▸ **LISTED ENTRIES**:
++++++++++++++++++++

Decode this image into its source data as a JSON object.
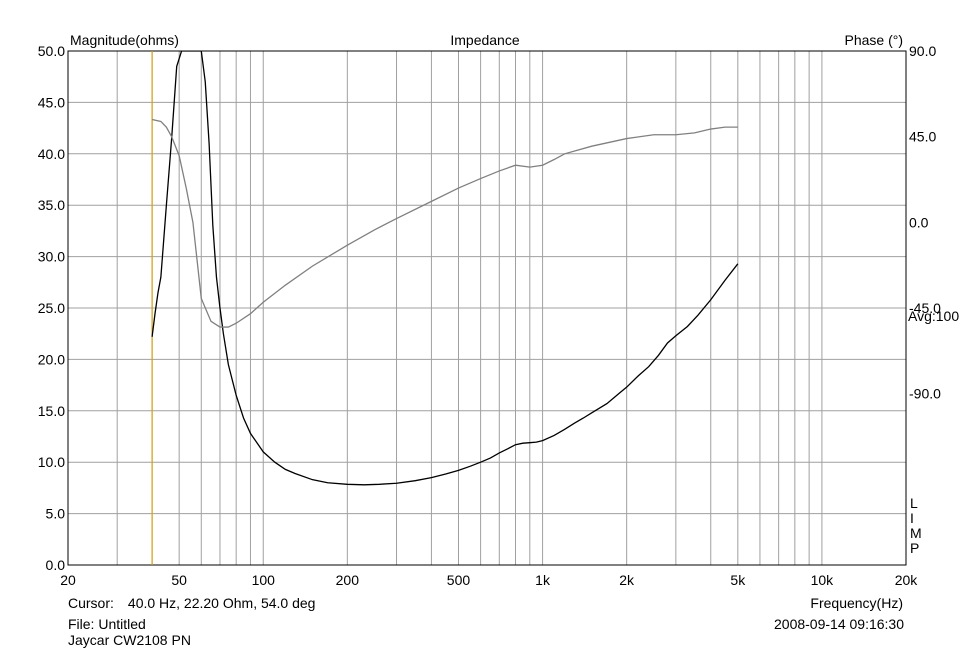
{
  "chart_data": {
    "type": "line",
    "title": "Impedance",
    "left_axis_title": "Magnitude(ohms)",
    "right_axis_title": "Phase (°)",
    "xlabel": "Frequency(Hz)",
    "x_scale": "log",
    "xlim": [
      20,
      20000
    ],
    "ylim": [
      0,
      50
    ],
    "phase_lim": [
      -180,
      90
    ],
    "grid": true,
    "x_ticks": [
      {
        "value": 20,
        "label": "20"
      },
      {
        "value": 50,
        "label": "50"
      },
      {
        "value": 100,
        "label": "100"
      },
      {
        "value": 200,
        "label": "200"
      },
      {
        "value": 500,
        "label": "500"
      },
      {
        "value": 1000,
        "label": "1k"
      },
      {
        "value": 2000,
        "label": "2k"
      },
      {
        "value": 5000,
        "label": "5k"
      },
      {
        "value": 10000,
        "label": "10k"
      },
      {
        "value": 20000,
        "label": "20k"
      }
    ],
    "y_ticks": [
      {
        "value": 0,
        "label": "0.0"
      },
      {
        "value": 5,
        "label": "5.0"
      },
      {
        "value": 10,
        "label": "10.0"
      },
      {
        "value": 15,
        "label": "15.0"
      },
      {
        "value": 20,
        "label": "20.0"
      },
      {
        "value": 25,
        "label": "25.0"
      },
      {
        "value": 30,
        "label": "30.0"
      },
      {
        "value": 35,
        "label": "35.0"
      },
      {
        "value": 40,
        "label": "40.0"
      },
      {
        "value": 45,
        "label": "45.0"
      },
      {
        "value": 50,
        "label": "50.0"
      }
    ],
    "phase_ticks": [
      {
        "value": 90,
        "label": "90.0"
      },
      {
        "value": 45,
        "label": "45.0"
      },
      {
        "value": 0,
        "label": "0.0"
      },
      {
        "value": -45,
        "label": "-45.0"
      },
      {
        "value": -90,
        "label": "-90.0"
      }
    ],
    "right_note": "Avg:100",
    "side_letters": [
      "L",
      "I",
      "M",
      "P"
    ],
    "cursor_frequency": 40,
    "series": [
      {
        "axis": "magnitude",
        "color": "#000000",
        "x": [
          40,
          41,
          42,
          43,
          45,
          47,
          49,
          51,
          52,
          53,
          60,
          62,
          64,
          66,
          68,
          70,
          72,
          75,
          80,
          85,
          90,
          100,
          110,
          120,
          130,
          150,
          170,
          200,
          230,
          260,
          300,
          350,
          400,
          450,
          500,
          550,
          600,
          650,
          700,
          750,
          800,
          850,
          900,
          950,
          1000,
          1100,
          1200,
          1300,
          1400,
          1500,
          1700,
          1900,
          2000,
          2200,
          2400,
          2600,
          2800,
          3000,
          3300,
          3600,
          4000,
          4500,
          5000
        ],
        "y": [
          22.2,
          24.5,
          26.5,
          28.0,
          35.0,
          41.5,
          48.5,
          50.0,
          50.0,
          50.0,
          50.0,
          47.0,
          41.0,
          33.0,
          28.0,
          25.0,
          22.5,
          19.5,
          16.5,
          14.3,
          12.8,
          11.0,
          10.0,
          9.3,
          8.9,
          8.3,
          8.0,
          7.85,
          7.8,
          7.85,
          7.95,
          8.2,
          8.5,
          8.85,
          9.2,
          9.6,
          10.0,
          10.4,
          10.9,
          11.3,
          11.7,
          11.85,
          11.9,
          11.95,
          12.1,
          12.6,
          13.2,
          13.8,
          14.3,
          14.8,
          15.7,
          16.8,
          17.3,
          18.4,
          19.3,
          20.4,
          21.6,
          22.3,
          23.2,
          24.3,
          25.8,
          27.7,
          29.3
        ]
      },
      {
        "axis": "phase",
        "color": "#808080",
        "x": [
          40,
          43,
          45,
          47,
          50,
          53,
          56,
          60,
          65,
          70,
          75,
          80,
          90,
          100,
          120,
          150,
          200,
          250,
          300,
          400,
          500,
          600,
          700,
          800,
          900,
          1000,
          1100,
          1200,
          1500,
          2000,
          2500,
          3000,
          3500,
          4000,
          4500,
          5000
        ],
        "y": [
          54,
          53,
          50,
          45,
          35,
          18,
          0,
          -40,
          -52,
          -55,
          -55,
          -53,
          -48,
          -42,
          -33,
          -23,
          -12,
          -4,
          2,
          11,
          18,
          23,
          27,
          30,
          29,
          30,
          33,
          36,
          40,
          44,
          46,
          46,
          47,
          49,
          50,
          50
        ]
      }
    ]
  },
  "footer": {
    "cursor_label": "Cursor:",
    "cursor_value": "40.0 Hz, 22.20 Ohm, 54.0 deg",
    "file_line": "File: Untitled",
    "device_line": "Jaycar CW2108 PN",
    "timestamp": "2008-09-14 09:16:30"
  }
}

++++++++++++++++++++

▸ **GOAL**: The data above should be repeated exactly, minus any pictures.

▸ **THE RESULT**:
Decode this image into its source data as a JSON object.
{
  "chart_data": {
    "type": "line",
    "title": "Impedance",
    "left_axis_title": "Magnitude(ohms)",
    "right_axis_title": "Phase (°)",
    "xlabel": "Frequency(Hz)",
    "x_scale": "log",
    "xlim": [
      20,
      20000
    ],
    "ylim": [
      0,
      50
    ],
    "phase_lim": [
      -180,
      90
    ],
    "grid": true,
    "x_ticks": [
      {
        "value": 20,
        "label": "20"
      },
      {
        "value": 50,
        "label": "50"
      },
      {
        "value": 100,
        "label": "100"
      },
      {
        "value": 200,
        "label": "200"
      },
      {
        "value": 500,
        "label": "500"
      },
      {
        "value": 1000,
        "label": "1k"
      },
      {
        "value": 2000,
        "label": "2k"
      },
      {
        "value": 5000,
        "label": "5k"
      },
      {
        "value": 10000,
        "label": "10k"
      },
      {
        "value": 20000,
        "label": "20k"
      }
    ],
    "y_ticks": [
      {
        "value": 0,
        "label": "0.0"
      },
      {
        "value": 5,
        "label": "5.0"
      },
      {
        "value": 10,
        "label": "10.0"
      },
      {
        "value": 15,
        "label": "15.0"
      },
      {
        "value": 20,
        "label": "20.0"
      },
      {
        "value": 25,
        "label": "25.0"
      },
      {
        "value": 30,
        "label": "30.0"
      },
      {
        "value": 35,
        "label": "35.0"
      },
      {
        "value": 40,
        "label": "40.0"
      },
      {
        "value": 45,
        "label": "45.0"
      },
      {
        "value": 50,
        "label": "50.0"
      }
    ],
    "phase_ticks": [
      {
        "value": 90,
        "label": "90.0"
      },
      {
        "value": 45,
        "label": "45.0"
      },
      {
        "value": 0,
        "label": "0.0"
      },
      {
        "value": -45,
        "label": "-45.0"
      },
      {
        "value": -90,
        "label": "-90.0"
      }
    ],
    "right_note": "Avg:100",
    "side_letters": [
      "L",
      "I",
      "M",
      "P"
    ],
    "cursor_frequency": 40,
    "series": [
      {
        "axis": "magnitude",
        "color": "#000000",
        "x": [
          40,
          41,
          42,
          43,
          45,
          47,
          49,
          51,
          52,
          53,
          60,
          62,
          64,
          66,
          68,
          70,
          72,
          75,
          80,
          85,
          90,
          100,
          110,
          120,
          130,
          150,
          170,
          200,
          230,
          260,
          300,
          350,
          400,
          450,
          500,
          550,
          600,
          650,
          700,
          750,
          800,
          850,
          900,
          950,
          1000,
          1100,
          1200,
          1300,
          1400,
          1500,
          1700,
          1900,
          2000,
          2200,
          2400,
          2600,
          2800,
          3000,
          3300,
          3600,
          4000,
          4500,
          5000
        ],
        "y": [
          22.2,
          24.5,
          26.5,
          28.0,
          35.0,
          41.5,
          48.5,
          50.0,
          50.0,
          50.0,
          50.0,
          47.0,
          41.0,
          33.0,
          28.0,
          25.0,
          22.5,
          19.5,
          16.5,
          14.3,
          12.8,
          11.0,
          10.0,
          9.3,
          8.9,
          8.3,
          8.0,
          7.85,
          7.8,
          7.85,
          7.95,
          8.2,
          8.5,
          8.85,
          9.2,
          9.6,
          10.0,
          10.4,
          10.9,
          11.3,
          11.7,
          11.85,
          11.9,
          11.95,
          12.1,
          12.6,
          13.2,
          13.8,
          14.3,
          14.8,
          15.7,
          16.8,
          17.3,
          18.4,
          19.3,
          20.4,
          21.6,
          22.3,
          23.2,
          24.3,
          25.8,
          27.7,
          29.3
        ]
      },
      {
        "axis": "phase",
        "color": "#808080",
        "x": [
          40,
          43,
          45,
          47,
          50,
          53,
          56,
          60,
          65,
          70,
          75,
          80,
          90,
          100,
          120,
          150,
          200,
          250,
          300,
          400,
          500,
          600,
          700,
          800,
          900,
          1000,
          1100,
          1200,
          1500,
          2000,
          2500,
          3000,
          3500,
          4000,
          4500,
          5000
        ],
        "y": [
          54,
          53,
          50,
          45,
          35,
          18,
          0,
          -40,
          -52,
          -55,
          -55,
          -53,
          -48,
          -42,
          -33,
          -23,
          -12,
          -4,
          2,
          11,
          18,
          23,
          27,
          30,
          29,
          30,
          33,
          36,
          40,
          44,
          46,
          46,
          47,
          49,
          50,
          50
        ]
      }
    ]
  },
  "footer": {
    "cursor_label": "Cursor:",
    "cursor_value": "40.0 Hz, 22.20 Ohm, 54.0 deg",
    "file_line": "File: Untitled",
    "device_line": "Jaycar CW2108 PN",
    "timestamp": "2008-09-14 09:16:30"
  }
}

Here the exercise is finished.